====== STORED RECORDS ======
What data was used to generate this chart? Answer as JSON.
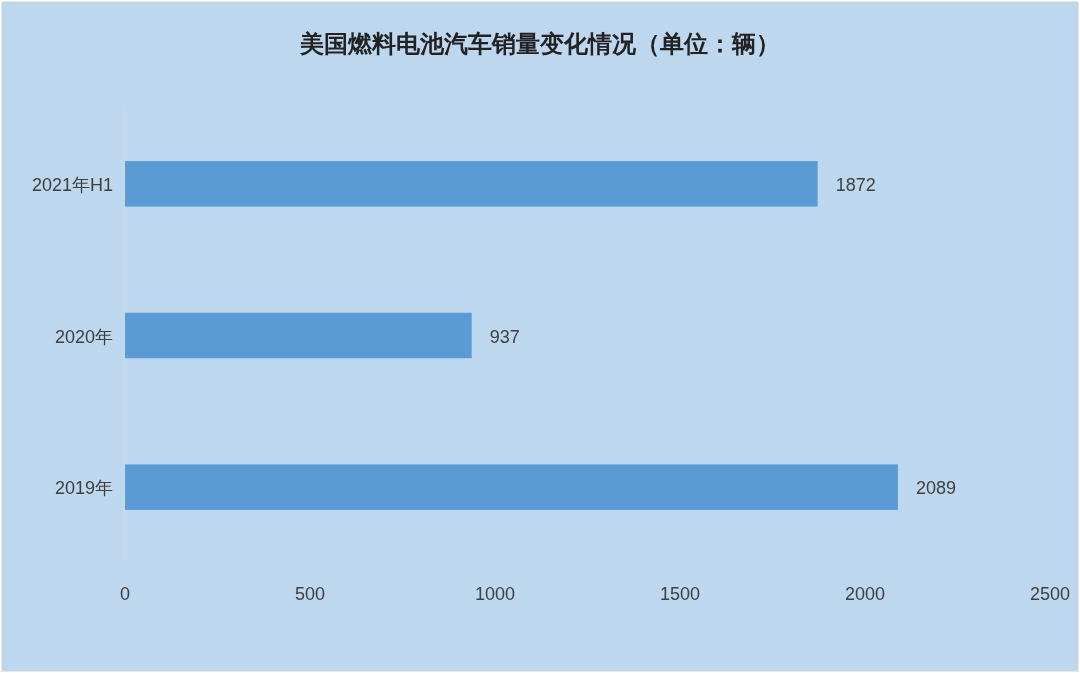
{
  "chart_data": {
    "type": "bar",
    "orientation": "horizontal",
    "title": "美国燃料电池汽车销量变化情况（单位：辆）",
    "categories": [
      "2021年H1",
      "2020年",
      "2019年"
    ],
    "values": [
      1872,
      937,
      2089
    ],
    "color": "#5b9bd5",
    "xlim": [
      0,
      2500
    ],
    "xticks": [
      0,
      500,
      1000,
      1500,
      2000,
      2500
    ],
    "data_labels": true
  }
}
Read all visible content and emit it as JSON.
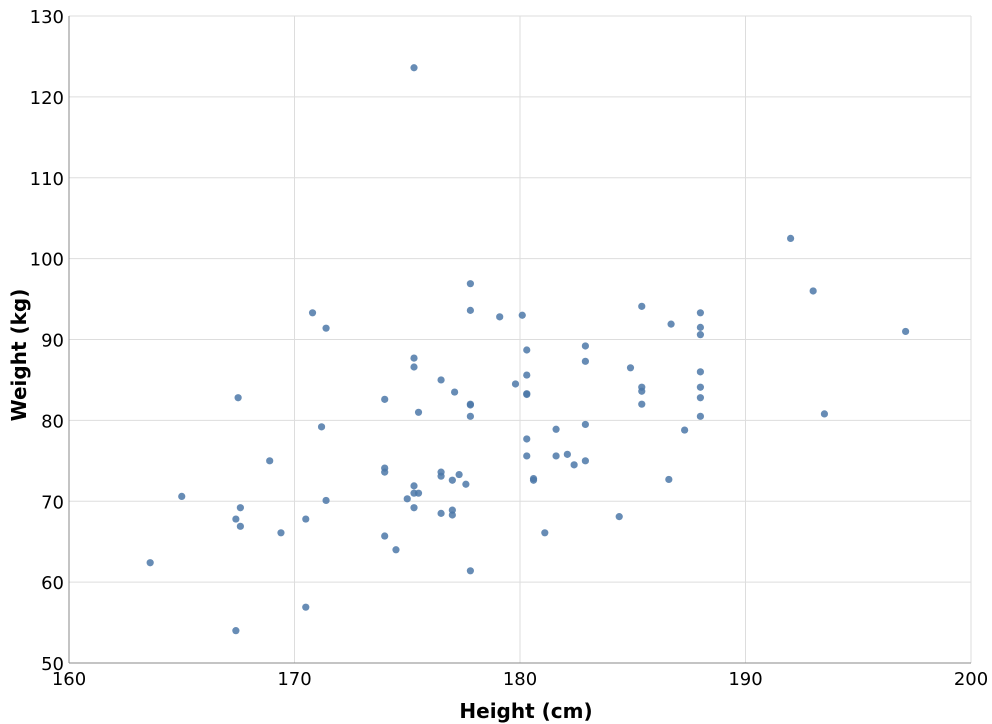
{
  "chart_data": {
    "type": "scatter",
    "title": "",
    "xlabel": "Height (cm)",
    "ylabel": "Weight (kg)",
    "xlim": [
      160,
      200
    ],
    "ylim": [
      50,
      130
    ],
    "xticks": [
      160,
      170,
      180,
      190,
      200
    ],
    "yticks": [
      50,
      60,
      70,
      80,
      90,
      100,
      110,
      120,
      130
    ],
    "grid": true,
    "marker_color": "#4c78a8",
    "series": [
      {
        "points": [
          [
            163.6,
            62.4
          ],
          [
            165.0,
            70.6
          ],
          [
            167.4,
            54.0
          ],
          [
            167.4,
            67.8
          ],
          [
            167.5,
            82.8
          ],
          [
            167.6,
            69.2
          ],
          [
            167.6,
            66.9
          ],
          [
            168.9,
            75.0
          ],
          [
            169.4,
            66.1
          ],
          [
            170.5,
            56.9
          ],
          [
            170.5,
            67.8
          ],
          [
            170.8,
            93.3
          ],
          [
            171.2,
            79.2
          ],
          [
            171.4,
            91.4
          ],
          [
            171.4,
            70.1
          ],
          [
            174.0,
            82.6
          ],
          [
            174.0,
            74.1
          ],
          [
            174.0,
            73.6
          ],
          [
            174.0,
            65.7
          ],
          [
            174.5,
            64.0
          ],
          [
            175.0,
            70.3
          ],
          [
            175.3,
            123.6
          ],
          [
            175.3,
            87.7
          ],
          [
            175.3,
            86.6
          ],
          [
            175.3,
            71.9
          ],
          [
            175.3,
            71.0
          ],
          [
            175.3,
            69.2
          ],
          [
            175.5,
            81.0
          ],
          [
            175.5,
            71.0
          ],
          [
            176.5,
            85.0
          ],
          [
            176.5,
            73.6
          ],
          [
            176.5,
            73.1
          ],
          [
            176.5,
            68.5
          ],
          [
            177.0,
            72.6
          ],
          [
            177.0,
            68.9
          ],
          [
            177.0,
            68.3
          ],
          [
            177.1,
            83.5
          ],
          [
            177.3,
            73.3
          ],
          [
            177.6,
            72.1
          ],
          [
            177.8,
            96.9
          ],
          [
            177.8,
            93.6
          ],
          [
            177.8,
            82.0
          ],
          [
            177.8,
            81.9
          ],
          [
            177.8,
            80.5
          ],
          [
            177.8,
            61.4
          ],
          [
            179.1,
            92.8
          ],
          [
            179.8,
            84.5
          ],
          [
            180.1,
            93.0
          ],
          [
            180.3,
            88.7
          ],
          [
            180.3,
            85.6
          ],
          [
            180.3,
            83.3
          ],
          [
            180.3,
            83.2
          ],
          [
            180.3,
            77.7
          ],
          [
            180.3,
            75.6
          ],
          [
            180.6,
            72.8
          ],
          [
            180.6,
            72.6
          ],
          [
            181.1,
            66.1
          ],
          [
            181.6,
            78.9
          ],
          [
            181.6,
            75.6
          ],
          [
            182.1,
            75.8
          ],
          [
            182.4,
            74.5
          ],
          [
            182.9,
            89.2
          ],
          [
            182.9,
            87.3
          ],
          [
            182.9,
            79.5
          ],
          [
            182.9,
            75.0
          ],
          [
            184.4,
            68.1
          ],
          [
            184.9,
            86.5
          ],
          [
            185.4,
            94.1
          ],
          [
            185.4,
            84.1
          ],
          [
            185.4,
            83.6
          ],
          [
            185.4,
            82.0
          ],
          [
            186.6,
            72.7
          ],
          [
            186.7,
            91.9
          ],
          [
            187.3,
            78.8
          ],
          [
            188.0,
            93.3
          ],
          [
            188.0,
            91.5
          ],
          [
            188.0,
            90.6
          ],
          [
            188.0,
            86.0
          ],
          [
            188.0,
            84.1
          ],
          [
            188.0,
            82.8
          ],
          [
            188.0,
            80.5
          ],
          [
            192.0,
            102.5
          ],
          [
            193.0,
            96.0
          ],
          [
            193.5,
            80.8
          ],
          [
            197.1,
            91.0
          ]
        ]
      }
    ]
  }
}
======
* _EXERCISE DESCRIPTION_: Quote the records above exactly, leaving out any pictures.

* _SOLVED PROBLEM_:
What data was used to generate this chart? Answer as JSON.
{
  "chart_data": {
    "type": "bar",
    "orientation": "horizontal",
    "title": "美国燃料电池汽车销量变化情况（单位：辆）",
    "categories": [
      "2021年H1",
      "2020年",
      "2019年"
    ],
    "values": [
      1872,
      937,
      2089
    ],
    "color": "#5b9bd5",
    "xlim": [
      0,
      2500
    ],
    "xticks": [
      0,
      500,
      1000,
      1500,
      2000,
      2500
    ],
    "data_labels": true
  }
}
Read all visible content and emit it as JSON.
{
  "chart_data": {
    "type": "scatter",
    "title": "",
    "xlabel": "Height (cm)",
    "ylabel": "Weight (kg)",
    "xlim": [
      160,
      200
    ],
    "ylim": [
      50,
      130
    ],
    "xticks": [
      160,
      170,
      180,
      190,
      200
    ],
    "yticks": [
      50,
      60,
      70,
      80,
      90,
      100,
      110,
      120,
      130
    ],
    "grid": true,
    "marker_color": "#4c78a8",
    "series": [
      {
        "points": [
          [
            163.6,
            62.4
          ],
          [
            165.0,
            70.6
          ],
          [
            167.4,
            54.0
          ],
          [
            167.4,
            67.8
          ],
          [
            167.5,
            82.8
          ],
          [
            167.6,
            69.2
          ],
          [
            167.6,
            66.9
          ],
          [
            168.9,
            75.0
          ],
          [
            169.4,
            66.1
          ],
          [
            170.5,
            56.9
          ],
          [
            170.5,
            67.8
          ],
          [
            170.8,
            93.3
          ],
          [
            171.2,
            79.2
          ],
          [
            171.4,
            91.4
          ],
          [
            171.4,
            70.1
          ],
          [
            174.0,
            82.6
          ],
          [
            174.0,
            74.1
          ],
          [
            174.0,
            73.6
          ],
          [
            174.0,
            65.7
          ],
          [
            174.5,
            64.0
          ],
          [
            175.0,
            70.3
          ],
          [
            175.3,
            123.6
          ],
          [
            175.3,
            87.7
          ],
          [
            175.3,
            86.6
          ],
          [
            175.3,
            71.9
          ],
          [
            175.3,
            71.0
          ],
          [
            175.3,
            69.2
          ],
          [
            175.5,
            81.0
          ],
          [
            175.5,
            71.0
          ],
          [
            176.5,
            85.0
          ],
          [
            176.5,
            73.6
          ],
          [
            176.5,
            73.1
          ],
          [
            176.5,
            68.5
          ],
          [
            177.0,
            72.6
          ],
          [
            177.0,
            68.9
          ],
          [
            177.0,
            68.3
          ],
          [
            177.1,
            83.5
          ],
          [
            177.3,
            73.3
          ],
          [
            177.6,
            72.1
          ],
          [
            177.8,
            96.9
          ],
          [
            177.8,
            93.6
          ],
          [
            177.8,
            82.0
          ],
          [
            177.8,
            81.9
          ],
          [
            177.8,
            80.5
          ],
          [
            177.8,
            61.4
          ],
          [
            179.1,
            92.8
          ],
          [
            179.8,
            84.5
          ],
          [
            180.1,
            93.0
          ],
          [
            180.3,
            88.7
          ],
          [
            180.3,
            85.6
          ],
          [
            180.3,
            83.3
          ],
          [
            180.3,
            83.2
          ],
          [
            180.3,
            77.7
          ],
          [
            180.3,
            75.6
          ],
          [
            180.6,
            72.8
          ],
          [
            180.6,
            72.6
          ],
          [
            181.1,
            66.1
          ],
          [
            181.6,
            78.9
          ],
          [
            181.6,
            75.6
          ],
          [
            182.1,
            75.8
          ],
          [
            182.4,
            74.5
          ],
          [
            182.9,
            89.2
          ],
          [
            182.9,
            87.3
          ],
          [
            182.9,
            79.5
          ],
          [
            182.9,
            75.0
          ],
          [
            184.4,
            68.1
          ],
          [
            184.9,
            86.5
          ],
          [
            185.4,
            94.1
          ],
          [
            185.4,
            84.1
          ],
          [
            185.4,
            83.6
          ],
          [
            185.4,
            82.0
          ],
          [
            186.6,
            72.7
          ],
          [
            186.7,
            91.9
          ],
          [
            187.3,
            78.8
          ],
          [
            188.0,
            93.3
          ],
          [
            188.0,
            91.5
          ],
          [
            188.0,
            90.6
          ],
          [
            188.0,
            86.0
          ],
          [
            188.0,
            84.1
          ],
          [
            188.0,
            82.8
          ],
          [
            188.0,
            80.5
          ],
          [
            192.0,
            102.5
          ],
          [
            193.0,
            96.0
          ],
          [
            193.5,
            80.8
          ],
          [
            197.1,
            91.0
          ]
        ]
      }
    ]
  }
}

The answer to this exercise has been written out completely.